---- INPUT DATA

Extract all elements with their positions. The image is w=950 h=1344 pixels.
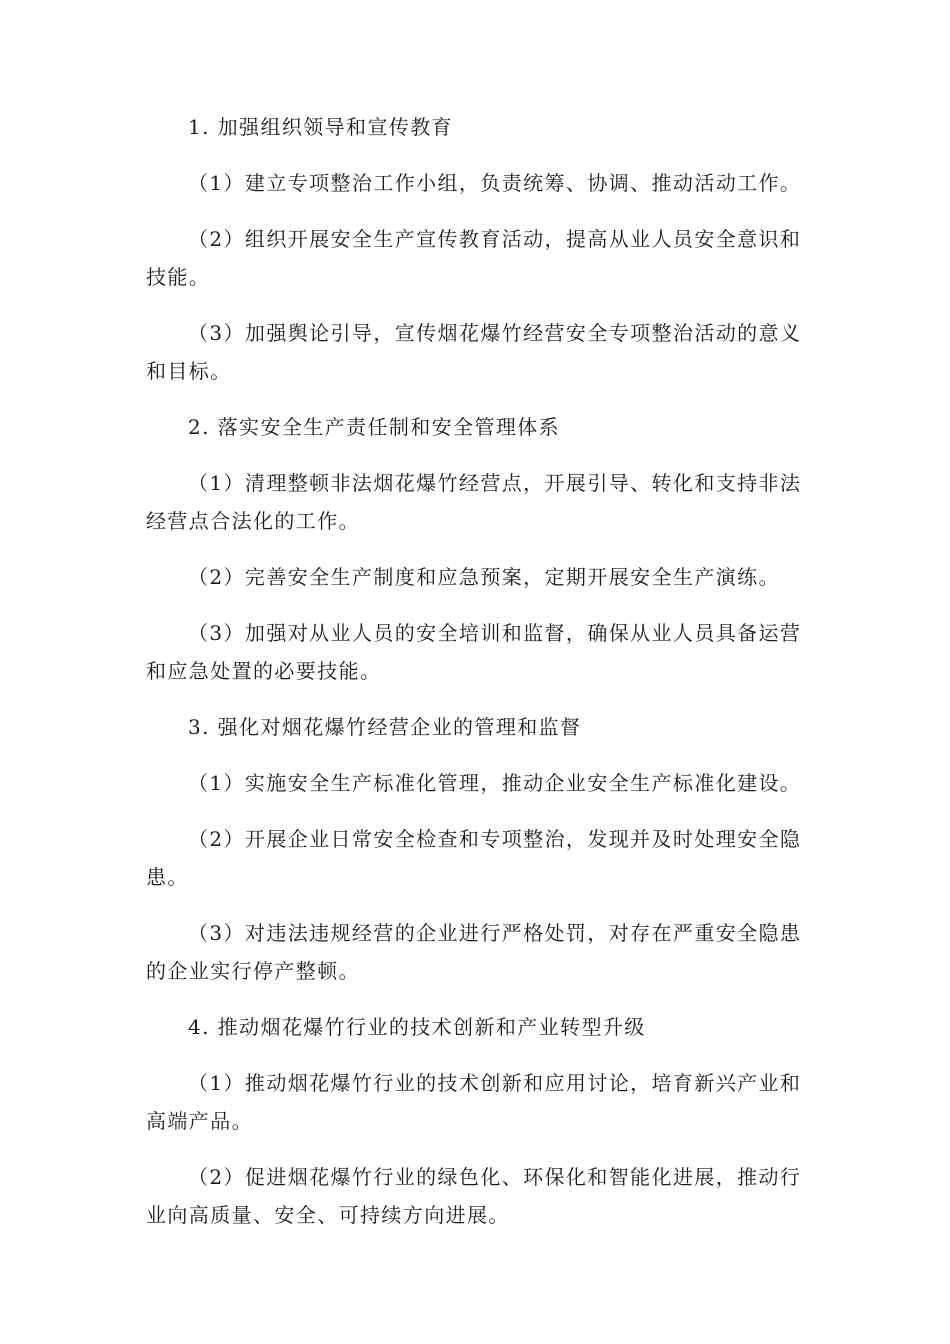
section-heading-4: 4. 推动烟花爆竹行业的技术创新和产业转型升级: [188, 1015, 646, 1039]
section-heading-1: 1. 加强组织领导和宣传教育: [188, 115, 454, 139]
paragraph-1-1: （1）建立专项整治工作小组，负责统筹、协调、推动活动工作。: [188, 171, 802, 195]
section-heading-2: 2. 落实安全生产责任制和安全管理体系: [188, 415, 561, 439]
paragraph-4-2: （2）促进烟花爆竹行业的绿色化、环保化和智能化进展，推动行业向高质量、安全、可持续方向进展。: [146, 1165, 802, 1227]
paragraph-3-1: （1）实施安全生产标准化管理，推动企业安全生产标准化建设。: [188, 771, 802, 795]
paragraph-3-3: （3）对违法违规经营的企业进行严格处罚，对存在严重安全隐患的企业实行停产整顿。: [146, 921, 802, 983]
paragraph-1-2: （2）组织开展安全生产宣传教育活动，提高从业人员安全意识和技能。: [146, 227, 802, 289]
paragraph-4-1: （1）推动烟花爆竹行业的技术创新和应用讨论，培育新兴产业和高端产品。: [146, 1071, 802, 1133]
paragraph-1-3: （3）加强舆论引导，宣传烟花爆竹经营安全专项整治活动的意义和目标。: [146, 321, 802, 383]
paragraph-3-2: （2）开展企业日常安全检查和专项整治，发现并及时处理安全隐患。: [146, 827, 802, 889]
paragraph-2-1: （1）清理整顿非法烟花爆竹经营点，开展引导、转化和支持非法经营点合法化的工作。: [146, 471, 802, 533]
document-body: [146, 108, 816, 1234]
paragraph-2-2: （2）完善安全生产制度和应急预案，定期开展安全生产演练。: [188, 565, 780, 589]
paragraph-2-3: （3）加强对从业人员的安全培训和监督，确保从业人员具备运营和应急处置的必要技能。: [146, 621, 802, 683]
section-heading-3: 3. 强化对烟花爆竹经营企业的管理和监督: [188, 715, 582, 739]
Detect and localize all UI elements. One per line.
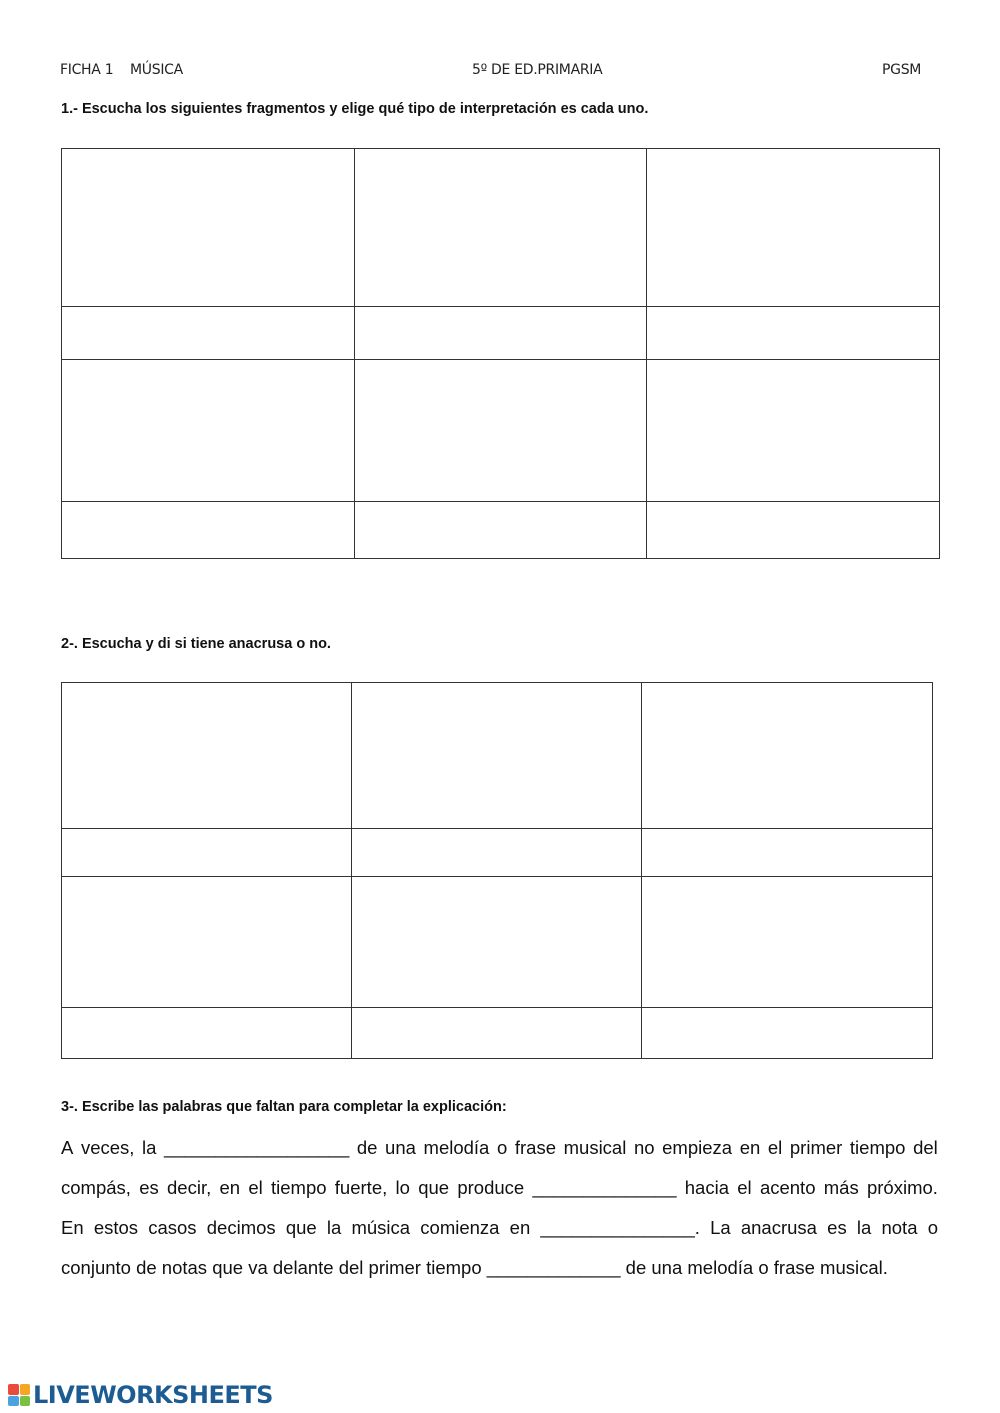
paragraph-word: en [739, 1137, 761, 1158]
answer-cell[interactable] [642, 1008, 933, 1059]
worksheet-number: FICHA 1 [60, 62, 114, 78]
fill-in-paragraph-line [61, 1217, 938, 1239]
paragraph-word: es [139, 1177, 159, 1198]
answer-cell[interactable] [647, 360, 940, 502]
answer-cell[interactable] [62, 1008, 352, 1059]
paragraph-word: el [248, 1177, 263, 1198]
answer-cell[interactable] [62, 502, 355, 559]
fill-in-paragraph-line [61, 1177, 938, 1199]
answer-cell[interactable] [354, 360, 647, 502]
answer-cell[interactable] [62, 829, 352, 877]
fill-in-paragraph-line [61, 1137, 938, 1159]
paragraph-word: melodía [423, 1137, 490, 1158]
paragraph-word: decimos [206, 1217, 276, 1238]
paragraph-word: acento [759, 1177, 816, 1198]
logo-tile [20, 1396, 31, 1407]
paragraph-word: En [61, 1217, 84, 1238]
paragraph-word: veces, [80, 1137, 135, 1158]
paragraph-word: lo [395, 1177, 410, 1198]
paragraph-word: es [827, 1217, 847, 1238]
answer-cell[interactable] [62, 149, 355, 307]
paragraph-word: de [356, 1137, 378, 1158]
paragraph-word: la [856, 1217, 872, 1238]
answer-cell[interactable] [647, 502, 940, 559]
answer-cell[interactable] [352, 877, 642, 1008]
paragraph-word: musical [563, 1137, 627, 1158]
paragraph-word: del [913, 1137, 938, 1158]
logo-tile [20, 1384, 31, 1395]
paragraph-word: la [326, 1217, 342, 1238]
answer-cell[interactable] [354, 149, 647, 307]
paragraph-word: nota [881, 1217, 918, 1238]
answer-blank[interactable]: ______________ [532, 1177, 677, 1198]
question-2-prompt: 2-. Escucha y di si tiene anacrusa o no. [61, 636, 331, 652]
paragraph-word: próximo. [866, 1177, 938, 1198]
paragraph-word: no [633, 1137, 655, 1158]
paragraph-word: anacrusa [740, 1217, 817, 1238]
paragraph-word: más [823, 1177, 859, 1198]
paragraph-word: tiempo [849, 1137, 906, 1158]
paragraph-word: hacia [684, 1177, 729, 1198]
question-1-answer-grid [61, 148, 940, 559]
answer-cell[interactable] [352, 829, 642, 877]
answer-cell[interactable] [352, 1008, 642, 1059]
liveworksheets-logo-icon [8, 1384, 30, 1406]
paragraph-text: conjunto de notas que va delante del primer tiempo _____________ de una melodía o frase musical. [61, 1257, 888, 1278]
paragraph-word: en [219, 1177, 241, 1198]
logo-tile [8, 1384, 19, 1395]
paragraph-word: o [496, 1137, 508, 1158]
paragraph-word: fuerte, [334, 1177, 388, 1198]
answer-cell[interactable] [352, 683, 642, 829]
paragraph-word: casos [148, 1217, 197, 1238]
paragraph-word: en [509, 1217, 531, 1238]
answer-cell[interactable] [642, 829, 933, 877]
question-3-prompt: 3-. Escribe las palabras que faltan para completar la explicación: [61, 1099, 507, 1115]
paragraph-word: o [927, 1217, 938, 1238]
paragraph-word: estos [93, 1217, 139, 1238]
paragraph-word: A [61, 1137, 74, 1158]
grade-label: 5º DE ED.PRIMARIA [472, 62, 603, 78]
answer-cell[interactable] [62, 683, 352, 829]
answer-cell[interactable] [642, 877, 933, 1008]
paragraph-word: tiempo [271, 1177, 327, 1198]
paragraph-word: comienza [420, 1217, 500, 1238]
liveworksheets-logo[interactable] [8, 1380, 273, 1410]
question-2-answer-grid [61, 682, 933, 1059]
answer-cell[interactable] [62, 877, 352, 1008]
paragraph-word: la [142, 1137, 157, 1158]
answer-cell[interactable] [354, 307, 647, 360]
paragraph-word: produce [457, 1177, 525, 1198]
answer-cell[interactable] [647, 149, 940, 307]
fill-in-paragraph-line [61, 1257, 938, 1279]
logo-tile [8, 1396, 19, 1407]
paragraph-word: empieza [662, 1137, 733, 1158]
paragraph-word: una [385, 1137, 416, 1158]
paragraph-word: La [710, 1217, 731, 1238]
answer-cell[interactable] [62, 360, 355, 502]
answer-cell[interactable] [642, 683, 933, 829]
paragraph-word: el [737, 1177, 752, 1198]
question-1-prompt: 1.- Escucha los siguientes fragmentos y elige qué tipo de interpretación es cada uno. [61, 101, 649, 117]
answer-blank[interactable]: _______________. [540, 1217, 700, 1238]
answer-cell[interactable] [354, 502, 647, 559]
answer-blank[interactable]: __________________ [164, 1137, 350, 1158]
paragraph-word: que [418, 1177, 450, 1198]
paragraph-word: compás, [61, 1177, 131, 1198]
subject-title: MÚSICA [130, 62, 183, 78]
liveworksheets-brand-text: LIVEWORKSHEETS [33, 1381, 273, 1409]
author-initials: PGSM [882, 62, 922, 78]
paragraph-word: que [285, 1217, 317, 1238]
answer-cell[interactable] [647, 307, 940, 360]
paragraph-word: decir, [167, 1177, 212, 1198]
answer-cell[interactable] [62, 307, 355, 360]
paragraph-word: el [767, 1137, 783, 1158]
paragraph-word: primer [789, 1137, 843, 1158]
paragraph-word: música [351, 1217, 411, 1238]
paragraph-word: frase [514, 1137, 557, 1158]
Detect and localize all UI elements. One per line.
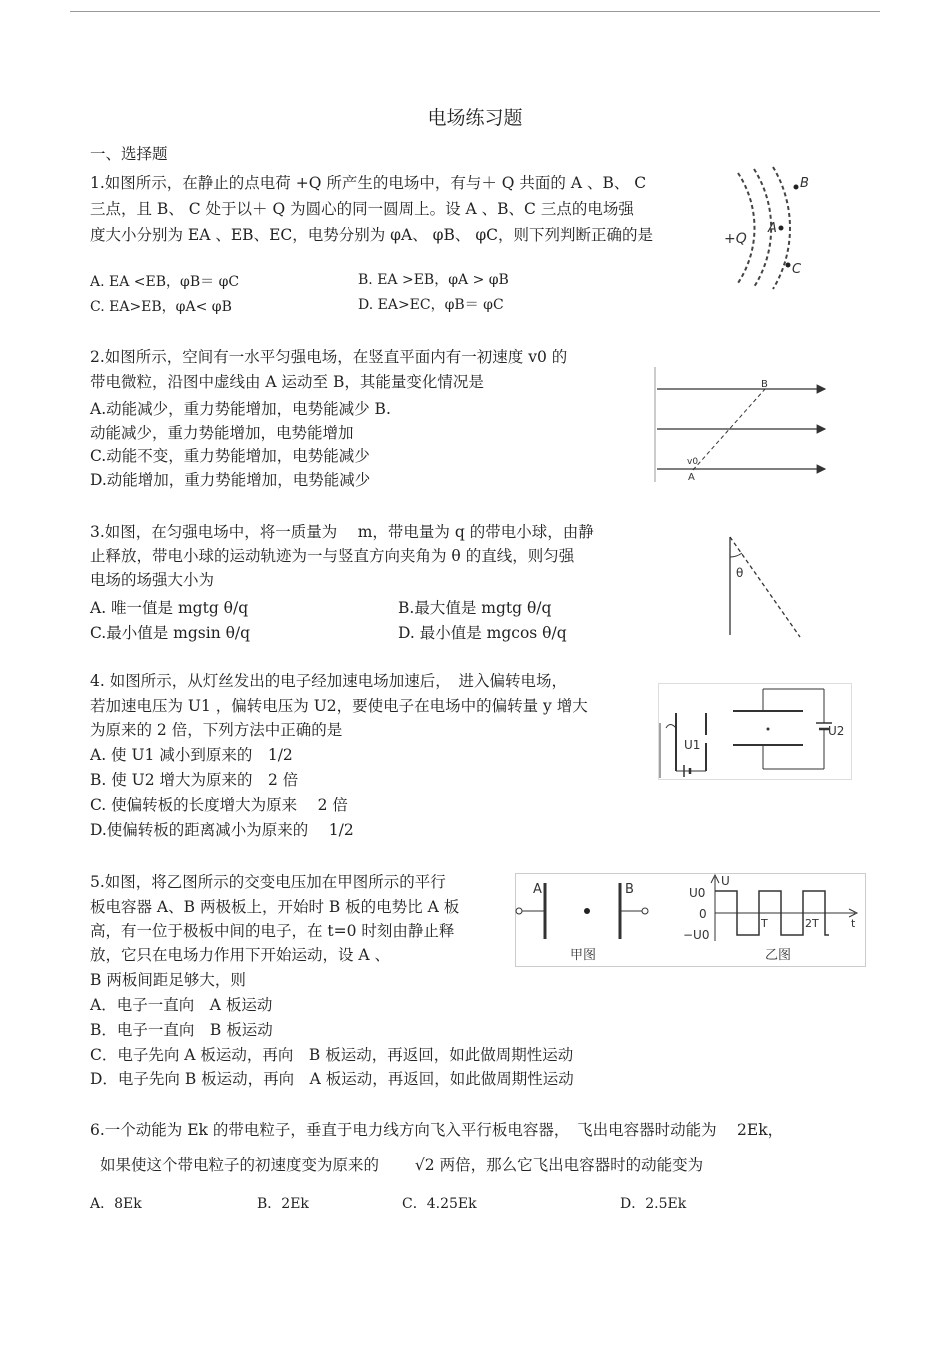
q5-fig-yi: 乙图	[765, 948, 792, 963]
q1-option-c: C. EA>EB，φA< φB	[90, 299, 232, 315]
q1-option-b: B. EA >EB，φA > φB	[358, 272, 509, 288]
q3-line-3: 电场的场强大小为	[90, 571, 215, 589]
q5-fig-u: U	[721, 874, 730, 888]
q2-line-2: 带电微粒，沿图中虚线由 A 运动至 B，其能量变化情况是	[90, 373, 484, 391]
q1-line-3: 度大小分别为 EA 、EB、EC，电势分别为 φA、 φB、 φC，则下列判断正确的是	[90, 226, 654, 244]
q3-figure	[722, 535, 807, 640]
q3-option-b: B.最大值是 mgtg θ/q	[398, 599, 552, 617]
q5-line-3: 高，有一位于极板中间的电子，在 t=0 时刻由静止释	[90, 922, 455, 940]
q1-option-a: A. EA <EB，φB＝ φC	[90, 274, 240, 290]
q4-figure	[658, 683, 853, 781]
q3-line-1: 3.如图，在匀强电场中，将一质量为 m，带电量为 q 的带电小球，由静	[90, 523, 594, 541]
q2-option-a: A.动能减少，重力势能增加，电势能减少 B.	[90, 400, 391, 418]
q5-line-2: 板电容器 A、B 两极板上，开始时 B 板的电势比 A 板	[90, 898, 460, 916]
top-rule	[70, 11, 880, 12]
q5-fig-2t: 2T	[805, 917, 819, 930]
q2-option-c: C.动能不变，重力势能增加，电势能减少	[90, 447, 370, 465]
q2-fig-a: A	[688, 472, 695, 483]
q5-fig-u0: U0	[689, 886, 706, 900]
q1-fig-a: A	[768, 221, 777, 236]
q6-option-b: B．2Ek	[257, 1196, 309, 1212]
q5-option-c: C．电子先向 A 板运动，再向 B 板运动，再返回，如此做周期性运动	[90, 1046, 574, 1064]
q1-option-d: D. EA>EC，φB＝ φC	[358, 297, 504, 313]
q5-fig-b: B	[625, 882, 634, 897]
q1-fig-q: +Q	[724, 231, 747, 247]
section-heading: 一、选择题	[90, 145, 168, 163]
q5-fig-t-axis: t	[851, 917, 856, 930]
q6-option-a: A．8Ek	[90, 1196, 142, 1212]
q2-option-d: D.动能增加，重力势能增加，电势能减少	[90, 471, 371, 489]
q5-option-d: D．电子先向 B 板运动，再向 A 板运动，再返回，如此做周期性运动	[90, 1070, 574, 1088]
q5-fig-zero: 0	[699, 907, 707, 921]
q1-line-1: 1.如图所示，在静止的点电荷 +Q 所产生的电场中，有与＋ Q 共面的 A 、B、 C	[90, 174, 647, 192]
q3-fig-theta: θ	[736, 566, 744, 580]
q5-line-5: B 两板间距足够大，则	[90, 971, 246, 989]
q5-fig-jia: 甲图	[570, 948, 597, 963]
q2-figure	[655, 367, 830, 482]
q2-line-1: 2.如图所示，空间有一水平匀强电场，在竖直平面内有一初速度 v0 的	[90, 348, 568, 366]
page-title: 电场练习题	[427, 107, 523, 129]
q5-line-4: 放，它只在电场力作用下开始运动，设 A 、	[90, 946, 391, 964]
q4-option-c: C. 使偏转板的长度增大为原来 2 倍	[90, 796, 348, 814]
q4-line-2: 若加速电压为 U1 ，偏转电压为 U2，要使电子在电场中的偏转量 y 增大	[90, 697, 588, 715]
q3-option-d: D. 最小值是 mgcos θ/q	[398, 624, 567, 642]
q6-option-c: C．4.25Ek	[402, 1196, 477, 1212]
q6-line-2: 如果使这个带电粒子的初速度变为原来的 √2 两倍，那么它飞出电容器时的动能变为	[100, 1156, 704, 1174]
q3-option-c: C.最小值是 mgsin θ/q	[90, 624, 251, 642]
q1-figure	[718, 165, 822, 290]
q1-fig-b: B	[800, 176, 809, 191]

--------

▶ _WRITTEN PROBLEM_
Reproduce, verbatim, the lines from the one containing "948, 792, 963]" through the one containing "400, 391, 418]", inclusive.

▶ _EXERCISE RESULT_
q5-fig-yi: 乙图	[765, 948, 792, 963]
q1-option-c: C. EA>EB，φA< φB	[90, 299, 232, 315]
q1-option-b: B. EA >EB，φA > φB	[358, 272, 509, 288]
q3-line-3: 电场的场强大小为	[90, 571, 215, 589]
q5-fig-u: U	[721, 874, 730, 888]
q2-line-2: 带电微粒，沿图中虚线由 A 运动至 B，其能量变化情况是	[90, 373, 484, 391]
q1-line-3: 度大小分别为 EA 、EB、EC，电势分别为 φA、 φB、 φC，则下列判断正确的是	[90, 226, 654, 244]
q3-figure	[722, 535, 807, 640]
q3-option-b: B.最大值是 mgtg θ/q	[398, 599, 552, 617]
q5-line-3: 高，有一位于极板中间的电子，在 t=0 时刻由静止释	[90, 922, 455, 940]
q1-option-a: A. EA <EB，φB＝ φC	[90, 274, 240, 290]
q4-figure	[658, 683, 853, 781]
q3-line-1: 3.如图，在匀强电场中，将一质量为 m，带电量为 q 的带电小球，由静	[90, 523, 594, 541]
q2-option-a: A.动能减少，重力势能增加，电势能减少 B.	[90, 400, 391, 418]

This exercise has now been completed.